[Data entries for graphics]

☆ ☆ ☆ ☆ ☆ ☆ ☆

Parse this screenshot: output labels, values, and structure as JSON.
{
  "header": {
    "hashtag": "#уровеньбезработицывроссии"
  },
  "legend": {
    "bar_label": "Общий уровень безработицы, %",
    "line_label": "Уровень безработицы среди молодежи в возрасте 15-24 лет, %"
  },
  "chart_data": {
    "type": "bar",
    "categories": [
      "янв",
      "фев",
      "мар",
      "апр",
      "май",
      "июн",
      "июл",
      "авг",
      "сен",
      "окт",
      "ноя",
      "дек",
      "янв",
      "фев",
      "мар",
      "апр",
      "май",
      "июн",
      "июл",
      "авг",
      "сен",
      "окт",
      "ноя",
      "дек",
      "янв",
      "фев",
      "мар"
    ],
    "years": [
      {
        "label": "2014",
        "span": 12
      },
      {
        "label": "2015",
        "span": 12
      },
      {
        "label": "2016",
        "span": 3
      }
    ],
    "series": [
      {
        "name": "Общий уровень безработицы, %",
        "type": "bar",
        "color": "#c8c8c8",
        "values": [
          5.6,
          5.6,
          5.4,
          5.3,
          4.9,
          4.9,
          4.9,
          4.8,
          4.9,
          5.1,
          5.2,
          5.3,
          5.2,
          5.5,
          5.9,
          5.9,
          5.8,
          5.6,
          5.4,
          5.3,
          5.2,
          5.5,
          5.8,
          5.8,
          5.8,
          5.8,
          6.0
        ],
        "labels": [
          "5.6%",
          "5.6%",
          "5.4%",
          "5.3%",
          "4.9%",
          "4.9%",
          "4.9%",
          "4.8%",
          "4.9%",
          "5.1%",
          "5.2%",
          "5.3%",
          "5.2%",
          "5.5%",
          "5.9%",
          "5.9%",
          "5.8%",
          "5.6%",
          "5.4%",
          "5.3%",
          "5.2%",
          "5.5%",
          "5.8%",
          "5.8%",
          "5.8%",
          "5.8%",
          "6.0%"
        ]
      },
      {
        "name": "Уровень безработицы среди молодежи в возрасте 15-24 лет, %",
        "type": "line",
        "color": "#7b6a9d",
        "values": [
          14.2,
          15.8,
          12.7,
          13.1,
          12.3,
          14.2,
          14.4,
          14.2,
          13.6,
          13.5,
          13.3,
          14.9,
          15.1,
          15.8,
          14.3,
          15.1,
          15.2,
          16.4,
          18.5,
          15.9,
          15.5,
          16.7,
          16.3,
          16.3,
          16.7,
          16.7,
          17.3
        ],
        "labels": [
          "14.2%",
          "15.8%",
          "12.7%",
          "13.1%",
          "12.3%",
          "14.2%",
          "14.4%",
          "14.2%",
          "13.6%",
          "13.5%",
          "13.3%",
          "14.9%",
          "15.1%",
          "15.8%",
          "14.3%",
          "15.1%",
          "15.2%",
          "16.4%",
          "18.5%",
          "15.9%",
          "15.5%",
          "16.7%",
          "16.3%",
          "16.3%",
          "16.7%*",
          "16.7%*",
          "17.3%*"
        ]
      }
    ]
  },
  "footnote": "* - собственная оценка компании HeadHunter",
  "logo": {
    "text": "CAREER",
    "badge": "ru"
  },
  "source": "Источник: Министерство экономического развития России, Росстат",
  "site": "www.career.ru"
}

☆ ☆ ☆ ☆ ☆ ☆ ☆

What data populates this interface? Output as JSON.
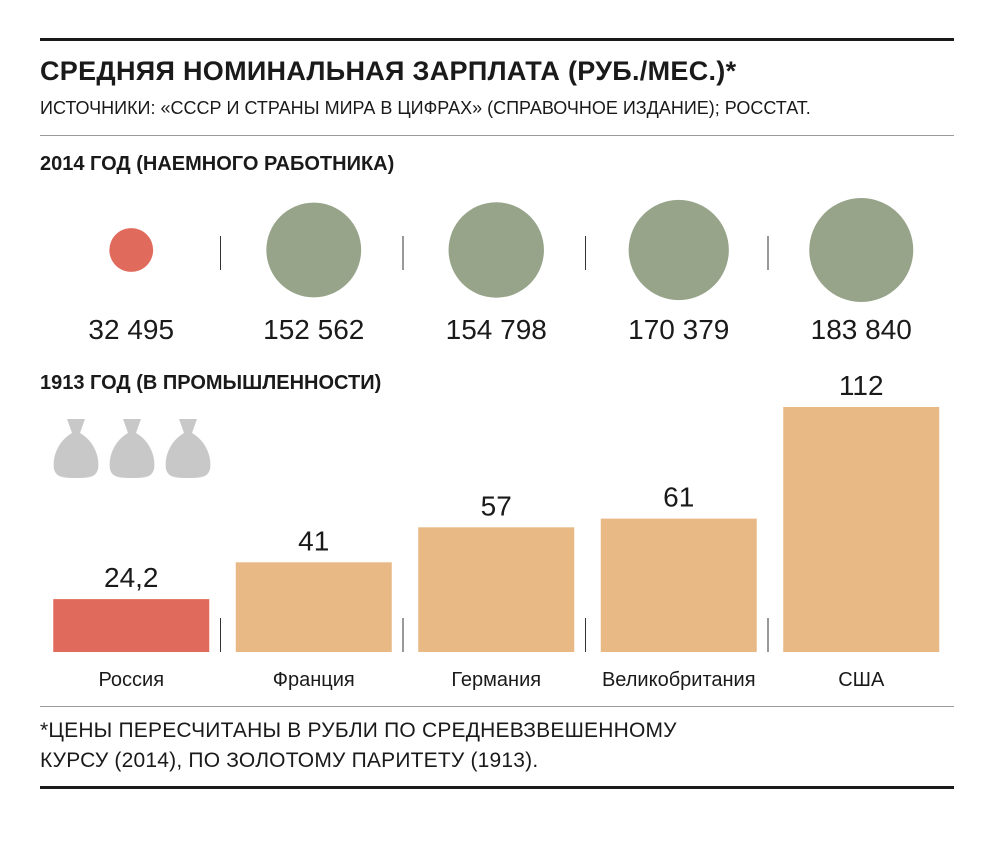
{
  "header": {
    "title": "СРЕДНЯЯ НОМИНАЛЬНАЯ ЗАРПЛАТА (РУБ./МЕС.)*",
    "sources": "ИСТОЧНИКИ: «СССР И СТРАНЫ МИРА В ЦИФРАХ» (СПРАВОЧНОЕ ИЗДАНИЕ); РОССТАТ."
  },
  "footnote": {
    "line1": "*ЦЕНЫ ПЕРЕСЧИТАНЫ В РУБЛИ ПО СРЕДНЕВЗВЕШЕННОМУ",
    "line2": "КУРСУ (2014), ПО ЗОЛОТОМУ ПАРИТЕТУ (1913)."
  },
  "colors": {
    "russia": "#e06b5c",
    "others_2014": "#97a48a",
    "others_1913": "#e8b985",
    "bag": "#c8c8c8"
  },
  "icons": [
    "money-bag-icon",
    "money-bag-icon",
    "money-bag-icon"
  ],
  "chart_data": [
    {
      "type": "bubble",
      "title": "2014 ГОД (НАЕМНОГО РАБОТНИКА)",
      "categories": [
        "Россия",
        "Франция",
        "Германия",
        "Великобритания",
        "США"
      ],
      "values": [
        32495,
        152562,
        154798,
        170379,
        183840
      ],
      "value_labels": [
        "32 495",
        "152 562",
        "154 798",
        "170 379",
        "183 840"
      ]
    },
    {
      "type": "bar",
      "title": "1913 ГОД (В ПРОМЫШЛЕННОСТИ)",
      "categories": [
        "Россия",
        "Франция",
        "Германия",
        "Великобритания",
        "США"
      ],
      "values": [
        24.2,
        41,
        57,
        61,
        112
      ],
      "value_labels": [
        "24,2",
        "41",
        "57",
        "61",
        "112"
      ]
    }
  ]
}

☆ ☆ ☆ ☆ ☆ ☆ ☆

- Work required
Count the lines in the records above that contain the word "молодежи", and reply with only that number.

- Output below
2